TEXTO APRESENTADO:
◇ ◇ ◇

Ainda assim, o Federal Reserve também se prepara para moderar sua política de estímulos econômicos, a começar pela redução do programa de compra de ativos de US$ 120 bilhões ao mês, adotado em 2020 para fortalecer os mercados financeiros e incentivar a recuperação. 

“Esta vem sendo uma recuperação respaldada pelo governo num grau nunca antes visto na história, mas o que estamos vendo agora é uma passagem de uma economia sustentada pelo governo a uma economia que precisa ficar de pé por conta própria”, diz Nela Richardson, economista-chefe do ADP Research Institute. 

O panorama da inflação também ficou mais complicado. Surgem os primeiros sinais de que alguns dos fortes aumentos nos preços dos setores mais sensíveis às interrupções provocadas pela pandemia (como os de carros e de despesas de viagens) estão desaparecendo, mas eles poderiam estar sendo substituídos por pressões inflacionárias mais persistentes em outros setores. 

“Estamos vendo a inflação transitória se transformando em deflação transitória em algumas categorias, embora em outras categorias exista a impressão de que há certa disseminação da inflação”, diz Michelle Meyer, chefe de economia nos EUA do Bank of America Merrill Lynch.

◇ ◇ ◇

EXTRATO DOS DADOS:

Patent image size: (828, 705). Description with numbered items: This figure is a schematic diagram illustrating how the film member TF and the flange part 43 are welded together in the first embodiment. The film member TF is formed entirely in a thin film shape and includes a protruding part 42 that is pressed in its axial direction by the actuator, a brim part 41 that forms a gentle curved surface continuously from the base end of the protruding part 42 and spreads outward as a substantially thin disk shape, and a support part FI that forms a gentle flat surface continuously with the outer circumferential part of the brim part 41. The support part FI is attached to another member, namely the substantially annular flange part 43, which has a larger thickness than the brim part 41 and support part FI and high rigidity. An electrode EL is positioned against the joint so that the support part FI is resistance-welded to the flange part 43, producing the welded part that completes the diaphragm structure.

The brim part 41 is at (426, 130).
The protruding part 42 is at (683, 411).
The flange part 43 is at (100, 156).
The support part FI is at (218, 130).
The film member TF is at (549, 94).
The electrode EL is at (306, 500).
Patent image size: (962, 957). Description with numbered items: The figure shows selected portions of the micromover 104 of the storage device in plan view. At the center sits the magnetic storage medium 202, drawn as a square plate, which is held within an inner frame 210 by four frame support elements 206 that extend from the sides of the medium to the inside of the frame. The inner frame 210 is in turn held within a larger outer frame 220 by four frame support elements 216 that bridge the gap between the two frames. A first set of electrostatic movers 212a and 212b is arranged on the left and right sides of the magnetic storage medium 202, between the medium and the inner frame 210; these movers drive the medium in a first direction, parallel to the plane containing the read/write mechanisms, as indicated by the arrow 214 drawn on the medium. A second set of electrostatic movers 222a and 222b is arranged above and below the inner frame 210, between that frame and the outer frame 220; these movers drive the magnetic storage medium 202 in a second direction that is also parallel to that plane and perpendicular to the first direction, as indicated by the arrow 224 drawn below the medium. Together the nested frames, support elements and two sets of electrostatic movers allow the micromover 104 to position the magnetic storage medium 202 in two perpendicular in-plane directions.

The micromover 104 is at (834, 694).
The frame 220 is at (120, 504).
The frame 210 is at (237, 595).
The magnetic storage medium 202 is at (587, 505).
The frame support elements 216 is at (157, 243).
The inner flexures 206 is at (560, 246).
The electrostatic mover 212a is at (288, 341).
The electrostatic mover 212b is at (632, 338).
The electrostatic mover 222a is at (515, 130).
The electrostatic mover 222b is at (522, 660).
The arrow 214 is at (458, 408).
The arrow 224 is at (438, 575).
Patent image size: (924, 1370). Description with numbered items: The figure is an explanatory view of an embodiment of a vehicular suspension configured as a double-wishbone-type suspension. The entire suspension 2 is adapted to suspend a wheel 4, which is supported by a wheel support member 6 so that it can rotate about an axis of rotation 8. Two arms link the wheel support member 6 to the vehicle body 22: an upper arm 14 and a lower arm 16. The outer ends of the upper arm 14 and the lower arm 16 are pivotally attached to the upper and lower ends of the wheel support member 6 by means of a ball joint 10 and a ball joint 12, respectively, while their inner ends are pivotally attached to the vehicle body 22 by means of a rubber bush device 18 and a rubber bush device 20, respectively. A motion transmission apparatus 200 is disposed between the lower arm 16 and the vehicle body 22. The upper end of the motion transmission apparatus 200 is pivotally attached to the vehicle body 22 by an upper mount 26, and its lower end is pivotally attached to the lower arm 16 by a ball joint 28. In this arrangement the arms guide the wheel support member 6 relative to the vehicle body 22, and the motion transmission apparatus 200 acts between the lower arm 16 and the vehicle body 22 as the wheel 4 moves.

◇ ◇ ◇

PARTES DO EXERCÍCIO:
(a) Resuma em duas frases o texto sobre a economia dos EUA.
(b) Dê sequência ao texto sobre a economia dos EUA, começando logo depois da última frase mostrada.

RESPOSTAS ESCRITAS:
(a) O Federal Reserve se prepara para moderar sua política de estímulos, a começar pela redução do programa de compra de ativos de US$ 120 bilhões ao mês, e, segundo Nela Richardson, a economia está passando de um apoio do governo a ter que ficar de pé por conta própria. Na inflação, os fortes aumentos de preços nos setores mais afetados pela pandemia começam a desaparecer, mas podem estar sendo substituídos por pressões mais persistentes em outros setores.

(b)
Benefícios para todos 

Muitos republicanos veem os planos de gastos de Biden como uma grande tolice nesta fase da recuperação. Argumentam que tais investimentos são desnecessários, que os aumentos nos impostos serão prejudiciais e que o resultado será alguma forma de estagflação. “Eles estão ávidos por lançar mais uma onda maciça e imprudente de gastos e de impostos multitrilionários – um esforço para levar nosso país à esquerda para sempre”, disse o senador Mitch McConnell, líder da minoria republicana, no plenário do Senado nesta semana. “É a última coisa que as famílias americanas podem arcar.” 

Mas os democratas e a Casa Branca tentam dissipar qualquer preocupação de que essa parte de sua agenda econômica seja inflacionária, já que os gastos serão espalhados por dez anos e serão custeados principalmente por aumentos na arrecadação do governo, ao contrário dos estímulos imediatos, financiados por déficit. 

No longo prazo, eles esperam que isso impulsione o a taxa de crescimento potencial dos EUA, ao conseguir finalmente solucionar a falta crônica de investimento em bens públicos essenciais e tornar o código tributário menos inclinado a favor dos ricos. Dessa forma, reduziria também as desigualdades raciais e a falta de mobilidade no que se refere à renda. De acordo com Jay Campbell, um pesquisador democrata da Hart Research, mesmo se o projeto final for diluído e tiver o tamanho encolhido para agradar os democratas de centro, ainda será um resultado politicamente benéfico para o partido.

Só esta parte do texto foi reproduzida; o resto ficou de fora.